Dans le diocèse de Sens-Auxerre, vendredi 21 octobre, le conseil presbytéral est sur le point de s’achever. Le père Matthieu Jasseron, tiktokeur et curé de Joigny, vient de présenter sa façon d’évangéliser sur les réseaux sociaux à ses confrères. Une manière, pour Hervé Giraud et son conseil épiscopal, de faire réfléchir les prêtres à l’articulation entre le charisme de chacun et sa mission. Réuni quatre fois par an, le conseil presbytéral est l’un de leurs moments de réflexion. Le conseil épiscopal, lui, réunit tous les quinze jours autour de l’évêque ses deux vicaires généraux, un diacre, une déléguée diocésaine et une membre active de paroisse

« Les gens n’imaginent pas ce qu’on fait comme travail, et le moindre dérapage, on ne nous le pardonne pas », regrette Hervé Giraud, qui estime que le rôle de l’évêque devrait être repensé avec moins de responsabilités. « L’évêque n’est pas tout-puissant ! soupire-t-il. On attend trop de nous. » À droite de son bureau, les dossiers s’accumulent. À traiter en priorité, il y a l’assemblée diocésaine, la santé des prêtres, les fiches d’entretiens annuels du personnel, un point sur la pastorale de la santé… Tout cela sans compter les courriers reçus chaque jour. Il les renvoie directement à son secrétaire général – « une vraie bouée de sauvetage » – qui rédige ses réponses.

Rex, un golden retriever de 2 ans, débarque avec fracas dans la salle à manger de l’évêché pour retrouver son maître. Michel Pansard n’a pas l’air surpris de cette joyeuse interruption. Son fidèle compagnon a l’habitude de s’échapper de son appartement, situé juste au-dessus. L’ancien évêque de Chartres y remonte parfois entre midi et deux. Sans hésiter, il fait visiter sa résidence, modeste mais confortable, un peu encombrée par de nombreux livres, « la seule chose dont je ne sais pas me séparer », dit-il. De sa terrasse, très utile durant le confinement, le bruit de l’autoroute A6 est couvert par les cris des écoliers.
····················
Travail à faire.
A. Selon l'extrait étudié, combien de fois par an le conseil presbytéral se réunit-il ?
B. Dans l'extrait étudié, recopiez le passage allant de « Rex, un golden » jusqu'à « cris des écoliers. » en rebaptisant « Rex » en « Filou ».

Données fournies.
····················
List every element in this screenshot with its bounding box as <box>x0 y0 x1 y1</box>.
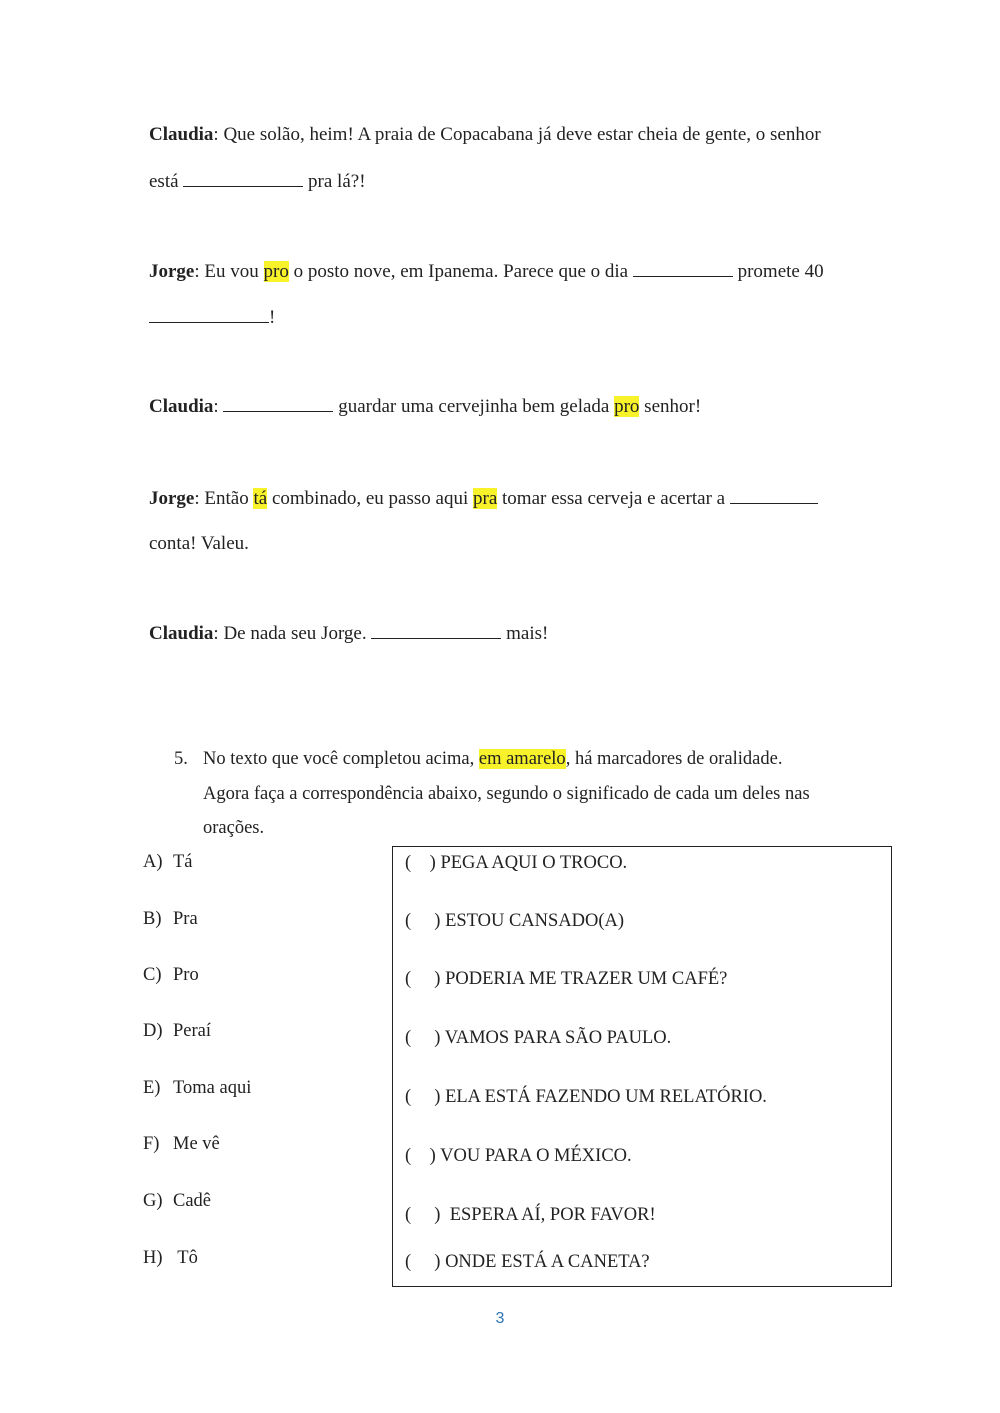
····················
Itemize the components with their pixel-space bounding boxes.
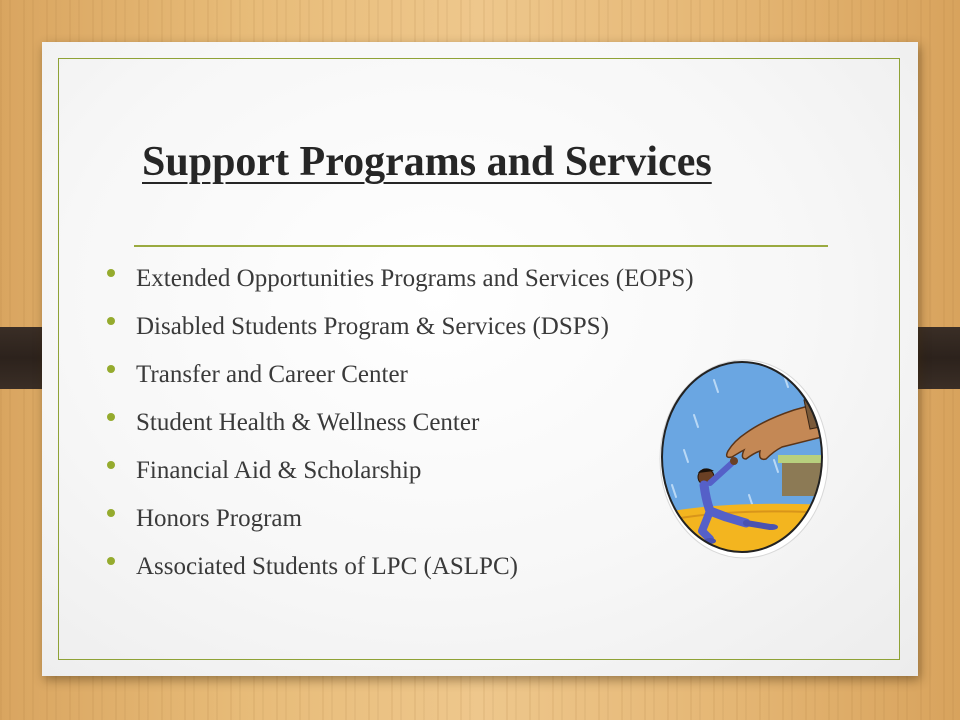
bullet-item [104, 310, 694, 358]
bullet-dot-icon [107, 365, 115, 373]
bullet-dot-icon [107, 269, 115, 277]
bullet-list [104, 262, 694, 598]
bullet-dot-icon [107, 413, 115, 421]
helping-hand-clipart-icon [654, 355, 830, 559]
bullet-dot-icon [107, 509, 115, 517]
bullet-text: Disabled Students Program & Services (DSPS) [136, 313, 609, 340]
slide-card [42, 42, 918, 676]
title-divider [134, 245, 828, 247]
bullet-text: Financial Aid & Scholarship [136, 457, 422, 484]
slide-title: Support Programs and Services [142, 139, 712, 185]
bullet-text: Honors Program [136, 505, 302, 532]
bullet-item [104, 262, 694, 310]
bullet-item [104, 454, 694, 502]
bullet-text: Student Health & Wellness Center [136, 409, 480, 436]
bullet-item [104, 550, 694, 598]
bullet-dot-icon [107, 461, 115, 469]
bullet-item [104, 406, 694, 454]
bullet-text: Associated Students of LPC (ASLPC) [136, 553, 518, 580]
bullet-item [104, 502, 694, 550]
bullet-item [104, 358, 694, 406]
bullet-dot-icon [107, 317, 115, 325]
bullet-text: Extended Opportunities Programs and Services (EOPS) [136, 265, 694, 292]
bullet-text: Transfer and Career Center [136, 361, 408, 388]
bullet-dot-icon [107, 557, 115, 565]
····················
Corrigés détaillés.
A. Quatre fois par an.

B.
Filou, un golden retriever de 2 ans, débarque avec fracas dans la salle à manger de l’évêché pour retrouver son maître. Michel Pansard n’a pas l’air surpris de cette joyeuse interruption. Son fidèle compagnon a l’habitude de s’échapper de son appartement, situé juste au-dessus. L’ancien évêque de Chartres y remonte parfois entre midi et deux. Sans hésiter, il fait visiter sa résidence, modeste mais confortable, un peu encombrée par de nombreux livres, « la seule chose dont je ne sais pas me séparer », dit-il. De sa terrasse, très utile durant le confinement, le bruit de l’autoroute A6 est couvert par les cris des écoliers.